[Stored records]
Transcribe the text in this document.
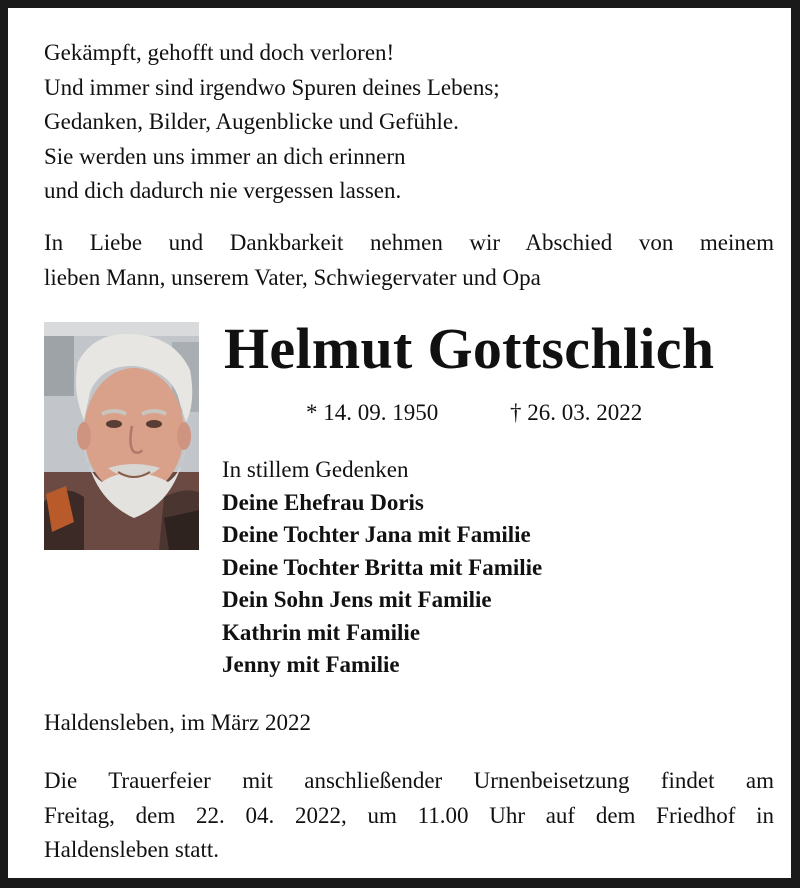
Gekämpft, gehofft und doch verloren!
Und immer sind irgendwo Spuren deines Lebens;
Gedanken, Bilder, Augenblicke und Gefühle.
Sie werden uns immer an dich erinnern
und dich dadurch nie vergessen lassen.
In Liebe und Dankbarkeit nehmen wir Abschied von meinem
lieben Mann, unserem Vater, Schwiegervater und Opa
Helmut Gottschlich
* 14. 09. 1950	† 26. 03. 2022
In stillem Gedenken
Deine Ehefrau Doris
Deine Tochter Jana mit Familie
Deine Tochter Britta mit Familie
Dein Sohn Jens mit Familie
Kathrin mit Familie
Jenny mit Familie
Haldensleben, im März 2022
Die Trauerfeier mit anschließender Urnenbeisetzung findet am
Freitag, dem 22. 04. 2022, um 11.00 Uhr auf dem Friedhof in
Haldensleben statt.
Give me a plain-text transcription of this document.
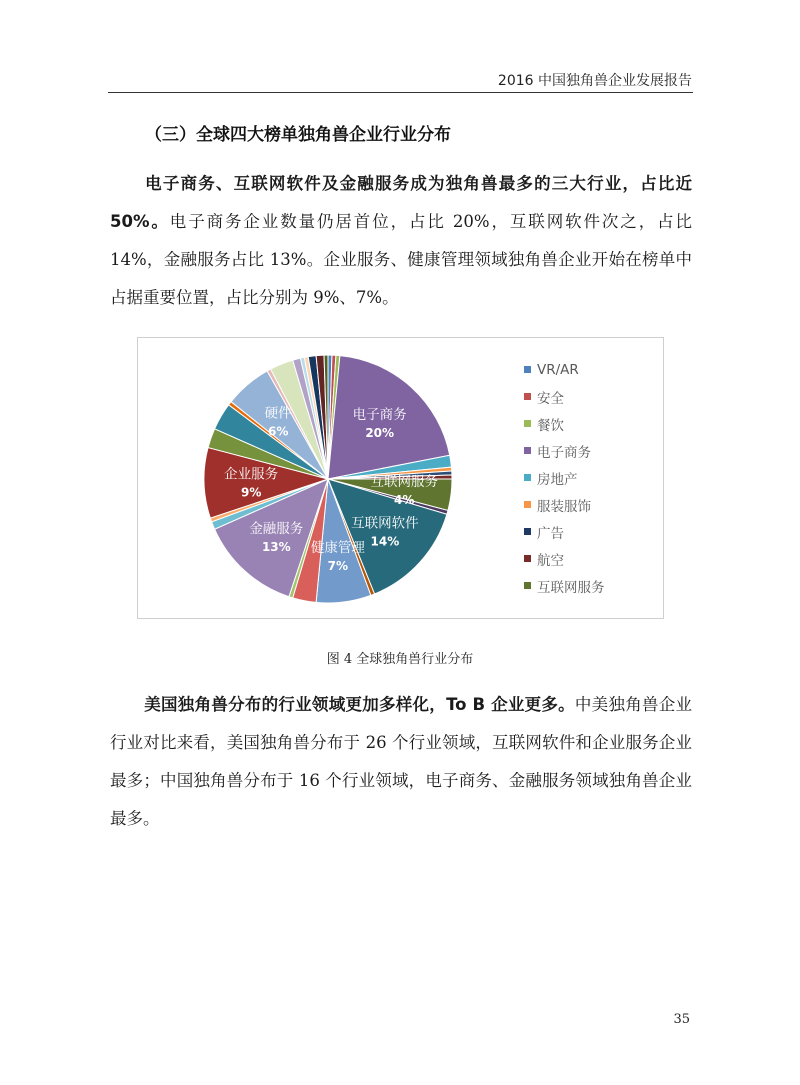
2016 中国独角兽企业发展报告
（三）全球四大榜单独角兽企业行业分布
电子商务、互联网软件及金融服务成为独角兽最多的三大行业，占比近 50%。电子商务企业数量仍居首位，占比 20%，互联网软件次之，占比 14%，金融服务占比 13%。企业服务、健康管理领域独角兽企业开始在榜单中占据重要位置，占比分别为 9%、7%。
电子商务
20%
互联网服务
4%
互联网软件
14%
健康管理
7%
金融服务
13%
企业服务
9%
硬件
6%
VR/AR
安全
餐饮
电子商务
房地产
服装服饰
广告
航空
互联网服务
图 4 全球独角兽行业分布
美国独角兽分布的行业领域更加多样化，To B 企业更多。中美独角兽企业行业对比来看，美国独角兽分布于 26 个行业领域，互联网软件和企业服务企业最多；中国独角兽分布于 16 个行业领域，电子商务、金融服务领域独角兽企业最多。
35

- [REQUIRED TASK]: Quote the preceding listing precisely and completely, omitting its images.

- [COMPLETED EXERCISE]:
Transcribe the text in this document.
Gekämpft, gehofft und doch verloren!
Und immer sind irgendwo Spuren deines Lebens;
Gedanken, Bilder, Augenblicke und Gefühle.
Sie werden uns immer an dich erinnern
und dich dadurch nie vergessen lassen.
In Liebe und Dankbarkeit nehmen wir Abschied von meinem
lieben Mann, unserem Vater, Schwiegervater und Opa
Helmut Gottschlich
* 14. 09. 1950	† 26. 03. 2022
In stillem Gedenken
Deine Ehefrau Doris
Deine Tochter Jana mit Familie
Deine Tochter Britta mit Familie
Dein Sohn Jens mit Familie
Kathrin mit Familie
Jenny mit Familie
Haldensleben, im März 2022
Die Trauerfeier mit anschließender Urnenbeisetzung findet am
Freitag, dem 22. 04. 2022, um 11.00 Uhr auf dem Friedhof in
Haldensleben statt.
Give me a plain-text transcription of this document.
2016 中国独角兽企业发展报告
（三）全球四大榜单独角兽企业行业分布
电子商务、互联网软件及金融服务成为独角兽最多的三大行业，占比近 50%。电子商务企业数量仍居首位，占比 20%，互联网软件次之，占比 14%，金融服务占比 13%。企业服务、健康管理领域独角兽企业开始在榜单中占据重要位置，占比分别为 9%、7%。
电子商务
20%
互联网服务
4%
互联网软件
14%
健康管理
7%
金融服务
13%
企业服务
9%
硬件
6%
VR/AR
安全
餐饮
电子商务
房地产
服装服饰
广告
航空
互联网服务
图 4 全球独角兽行业分布
美国独角兽分布的行业领域更加多样化，To B 企业更多。中美独角兽企业行业对比来看，美国独角兽分布于 26 个行业领域，互联网软件和企业服务企业最多；中国独角兽分布于 16 个行业领域，电子商务、金融服务领域独角兽企业最多。
35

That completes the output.